Render every entry exactly as it appears.

Some records:
Start
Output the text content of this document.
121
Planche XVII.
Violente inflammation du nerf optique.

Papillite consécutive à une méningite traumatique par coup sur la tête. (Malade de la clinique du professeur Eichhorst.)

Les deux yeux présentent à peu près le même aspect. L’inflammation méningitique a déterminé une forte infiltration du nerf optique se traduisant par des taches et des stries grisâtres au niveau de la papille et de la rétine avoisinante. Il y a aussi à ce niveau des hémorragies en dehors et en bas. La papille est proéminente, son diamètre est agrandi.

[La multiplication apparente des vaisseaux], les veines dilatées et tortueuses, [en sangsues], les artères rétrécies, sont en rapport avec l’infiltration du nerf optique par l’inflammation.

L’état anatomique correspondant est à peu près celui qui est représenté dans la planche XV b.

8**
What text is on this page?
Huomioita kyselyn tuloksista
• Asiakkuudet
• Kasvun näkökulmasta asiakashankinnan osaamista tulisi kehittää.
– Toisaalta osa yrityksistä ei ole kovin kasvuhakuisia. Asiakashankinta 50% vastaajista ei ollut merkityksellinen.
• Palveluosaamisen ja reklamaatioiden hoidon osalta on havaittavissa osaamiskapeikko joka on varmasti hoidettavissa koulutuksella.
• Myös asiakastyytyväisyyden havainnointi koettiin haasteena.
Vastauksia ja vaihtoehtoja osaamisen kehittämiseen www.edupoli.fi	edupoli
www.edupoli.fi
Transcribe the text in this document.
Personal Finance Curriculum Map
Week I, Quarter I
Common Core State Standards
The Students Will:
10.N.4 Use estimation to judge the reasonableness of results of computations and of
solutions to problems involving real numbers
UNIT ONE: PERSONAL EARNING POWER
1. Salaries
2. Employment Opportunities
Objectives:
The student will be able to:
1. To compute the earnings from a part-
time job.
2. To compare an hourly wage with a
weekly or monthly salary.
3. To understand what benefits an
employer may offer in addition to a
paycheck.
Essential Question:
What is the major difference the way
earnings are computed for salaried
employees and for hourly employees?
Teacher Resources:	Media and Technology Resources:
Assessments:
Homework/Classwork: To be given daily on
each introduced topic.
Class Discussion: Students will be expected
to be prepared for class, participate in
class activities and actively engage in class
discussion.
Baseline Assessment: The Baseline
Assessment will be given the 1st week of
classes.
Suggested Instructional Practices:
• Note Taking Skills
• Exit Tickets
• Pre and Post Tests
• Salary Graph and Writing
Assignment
End
▶ [Written answer]:
Output the text content of this document.
121
Planche XVII.
Violente inflammation du nerf optique.

Papillite consécutive à une méningite traumatique par coup sur la tête. (Malade de la clinique du professeur Eichhorst.)

Les deux yeux présentent à peu près le même aspect. L’inflammation méningitique a déterminé une forte infiltration du nerf optique se traduisant par des taches et des stries grisâtres au niveau de la papille et de la rétine avoisinante. Il y a aussi à ce niveau des hémorragies en dehors et en bas. La papille est proéminente, son diamètre est agrandi.

[La multiplication apparente des vaisseaux], les veines dilatées et tortueuses, [en sangsues], les artères rétrécies, sont en rapport avec l’infiltration du nerf optique par l’inflammation.

L’état anatomique correspondant est à peu près celui qui est représenté dans la planche XV b.

8**
What text is on this page?
Huomioita kyselyn tuloksista
• Asiakkuudet
• Kasvun näkökulmasta asiakashankinnan osaamista tulisi kehittää.
– Toisaalta osa yrityksistä ei ole kovin kasvuhakuisia. Asiakashankinta 50% vastaajista ei ollut merkityksellinen.
• Palveluosaamisen ja reklamaatioiden hoidon osalta on havaittavissa osaamiskapeikko joka on varmasti hoidettavissa koulutuksella.
• Myös asiakastyytyväisyyden havainnointi koettiin haasteena.
Vastauksia ja vaihtoehtoja osaamisen kehittämiseen www.edupoli.fi	edupoli
www.edupoli.fi
Transcribe the text in this document.
Personal Finance Curriculum Map
Week I, Quarter I
Common Core State Standards
The Students Will:
10.N.4 Use estimation to judge the reasonableness of results of computations and of
solutions to problems involving real numbers
UNIT ONE: PERSONAL EARNING POWER
1. Salaries
2. Employment Opportunities
Objectives:
The student will be able to:
1. To compute the earnings from a part-
time job.
2. To compare an hourly wage with a
weekly or monthly salary.
3. To understand what benefits an
employer may offer in addition to a
paycheck.
Essential Question:
What is the major difference the way
earnings are computed for salaried
employees and for hourly employees?
Teacher Resources:	Media and Technology Resources:
Assessments:
Homework/Classwork: To be given daily on
each introduced topic.
Class Discussion: Students will be expected
to be prepared for class, participate in
class activities and actively engage in class
discussion.
Baseline Assessment: The Baseline
Assessment will be given the 1st week of
classes.
Suggested Instructional Practices:
• Note Taking Skills
• Exit Tickets
• Pre and Post Tests
• Salary Graph and Writing
Assignment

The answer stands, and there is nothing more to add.